### ACTION ITEM
Resume the 2020 overview of Lagardère Publishing's results given below, carrying it on from its final sentence in the same formal register.

### EXERCISE TEXT
───

2020 overview

2020 was a good year shaped by the resilience of our businesses in the face of the Covid-19 health crisis, especially in English-speaking markets, which amply vindicated our unique, international and diversified business model.

In a global publishing market characterised by growth in the United States (up 8.2%)1 and the United Kingdom (up 5.5%)2 , and in spite of the slight decline in France (down 1.8%)3, Lagardère Publishing delivered revenue of €2,375 million (including acquisitions), a slight 0.8% decrease on a like-for-like basis compared with 2019, and recurring EBIT up 12% to €246 million.

The improved results were driven by a very good performance on English-speaking markets, growth in digital formats in all regions and the cost-saving measures put in place since the beginning of the pandemic.

───

### DATASET
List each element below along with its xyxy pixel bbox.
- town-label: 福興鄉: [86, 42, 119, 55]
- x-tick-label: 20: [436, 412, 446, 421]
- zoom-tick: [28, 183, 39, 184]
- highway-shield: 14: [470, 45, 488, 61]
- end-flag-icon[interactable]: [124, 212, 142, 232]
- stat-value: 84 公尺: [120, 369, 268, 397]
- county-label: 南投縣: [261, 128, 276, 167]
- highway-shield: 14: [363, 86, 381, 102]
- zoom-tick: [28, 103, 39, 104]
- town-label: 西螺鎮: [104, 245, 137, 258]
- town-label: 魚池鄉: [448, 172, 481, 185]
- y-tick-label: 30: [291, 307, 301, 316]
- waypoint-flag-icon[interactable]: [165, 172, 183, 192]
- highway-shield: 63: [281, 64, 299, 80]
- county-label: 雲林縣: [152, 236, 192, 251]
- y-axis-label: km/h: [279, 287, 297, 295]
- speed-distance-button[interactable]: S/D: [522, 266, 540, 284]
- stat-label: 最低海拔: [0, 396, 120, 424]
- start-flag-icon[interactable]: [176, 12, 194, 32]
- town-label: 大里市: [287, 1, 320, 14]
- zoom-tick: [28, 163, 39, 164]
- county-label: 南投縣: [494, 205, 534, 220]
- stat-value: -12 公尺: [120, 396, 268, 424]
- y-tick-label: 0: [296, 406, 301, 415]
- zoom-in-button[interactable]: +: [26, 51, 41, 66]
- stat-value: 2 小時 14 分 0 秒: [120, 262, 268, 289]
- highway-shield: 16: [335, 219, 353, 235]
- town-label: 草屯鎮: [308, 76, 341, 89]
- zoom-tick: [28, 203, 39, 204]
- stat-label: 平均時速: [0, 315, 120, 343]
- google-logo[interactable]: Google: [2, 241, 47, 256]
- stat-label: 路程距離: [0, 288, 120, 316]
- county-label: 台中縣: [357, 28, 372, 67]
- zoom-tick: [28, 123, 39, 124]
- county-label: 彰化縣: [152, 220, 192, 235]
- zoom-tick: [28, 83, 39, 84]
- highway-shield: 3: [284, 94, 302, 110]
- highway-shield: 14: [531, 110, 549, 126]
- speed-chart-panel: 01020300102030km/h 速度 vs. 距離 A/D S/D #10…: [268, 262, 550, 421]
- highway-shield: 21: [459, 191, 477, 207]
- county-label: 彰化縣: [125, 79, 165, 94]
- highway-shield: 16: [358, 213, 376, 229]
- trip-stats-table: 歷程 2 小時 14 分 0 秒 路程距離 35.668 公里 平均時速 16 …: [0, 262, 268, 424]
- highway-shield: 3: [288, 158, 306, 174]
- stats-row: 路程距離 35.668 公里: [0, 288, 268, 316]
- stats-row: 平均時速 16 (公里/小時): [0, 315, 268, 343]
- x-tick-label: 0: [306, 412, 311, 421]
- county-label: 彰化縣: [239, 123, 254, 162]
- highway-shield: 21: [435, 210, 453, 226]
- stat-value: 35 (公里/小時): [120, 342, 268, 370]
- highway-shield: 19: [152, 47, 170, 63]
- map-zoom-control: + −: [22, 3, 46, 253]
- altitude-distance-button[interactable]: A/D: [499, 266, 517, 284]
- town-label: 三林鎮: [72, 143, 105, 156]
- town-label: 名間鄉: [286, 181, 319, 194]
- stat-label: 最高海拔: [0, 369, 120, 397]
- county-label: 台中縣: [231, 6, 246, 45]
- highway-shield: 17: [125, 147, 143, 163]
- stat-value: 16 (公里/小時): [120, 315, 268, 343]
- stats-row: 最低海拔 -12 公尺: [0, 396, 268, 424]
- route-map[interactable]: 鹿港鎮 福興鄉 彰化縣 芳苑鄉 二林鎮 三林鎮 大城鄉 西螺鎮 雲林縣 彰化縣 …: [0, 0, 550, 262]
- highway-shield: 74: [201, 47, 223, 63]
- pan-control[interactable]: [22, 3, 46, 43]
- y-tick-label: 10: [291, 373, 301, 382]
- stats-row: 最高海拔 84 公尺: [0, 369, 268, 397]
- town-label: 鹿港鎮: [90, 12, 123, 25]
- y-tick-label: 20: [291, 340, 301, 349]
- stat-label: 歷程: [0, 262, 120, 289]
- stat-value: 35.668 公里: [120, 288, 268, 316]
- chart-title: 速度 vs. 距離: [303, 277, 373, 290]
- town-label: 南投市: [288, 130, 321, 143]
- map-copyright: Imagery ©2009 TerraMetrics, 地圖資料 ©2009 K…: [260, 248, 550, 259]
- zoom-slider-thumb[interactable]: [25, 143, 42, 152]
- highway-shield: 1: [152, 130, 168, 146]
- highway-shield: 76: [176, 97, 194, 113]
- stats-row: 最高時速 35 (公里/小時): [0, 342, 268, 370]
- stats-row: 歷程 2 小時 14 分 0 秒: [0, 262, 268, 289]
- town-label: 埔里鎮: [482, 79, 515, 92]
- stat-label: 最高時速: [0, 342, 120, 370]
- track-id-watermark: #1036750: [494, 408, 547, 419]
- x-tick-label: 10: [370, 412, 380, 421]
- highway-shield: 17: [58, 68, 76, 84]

───

### RESPONSE BELOW
In France, General Literature had a very good year, particularly Fayard with Barack Obama's A Promised Land, and Calmann-Lévy with the publication of Guillaume Musso's La vie est un roman and the reissue of his novel Skidamarink. In addition, Stock won the Grand Prix du Roman, the Académie française's literary prize, for Étienne de Montety's La grande épreuve. Grasset published Vanessa Springora's sensation Le consentement and JC Lattès notched up a hit with Olivia Ruiz's first novel La commode aux tiroirs de couleurs. Hatier and Hachette Éducation suffered from the fact that high school curricula were less extensively reformed than in 2019, while Illustrated Books performed well despite a sharp contraction in the tourism guide market and the lack of a new Asterix album.

In the United States, three new imprints emerged during the year: GCP Balance, Christy Ottaviano Books and Legacy Lit. In addition, with the acquisition of more than 1,000 titles from the Disney Book Group catalogue, Little, Brown Books for Young Readers (LBYR) strengthened its positions on the youth market. Although digital formats continued to grow in 2020, Hachette Book Group also enjoyed best sellers such as Stephenie Meyer's Midnight Sun and Nicholas Sparks' The Return, as well as Andrzej Sapkowski's successful The Witcher series at Orbit. Several titles linked to the Black Lives Matter movement also contributed to the year's good performance.

In the United Kingdom, Hachette UK had a very good year thanks to the spectacular growth of digital formats and a particularly rich rollcall of best sellers such as The Witcher at Orion and Midnight Sun at Little, Brown Book Group, as well as the release of the new J.K. Rowling novel, The Ickabog, at LBYR. Hachette UK also acquired publishing house Laurence King Publishing, a specialist in illustrated books and the creative arts.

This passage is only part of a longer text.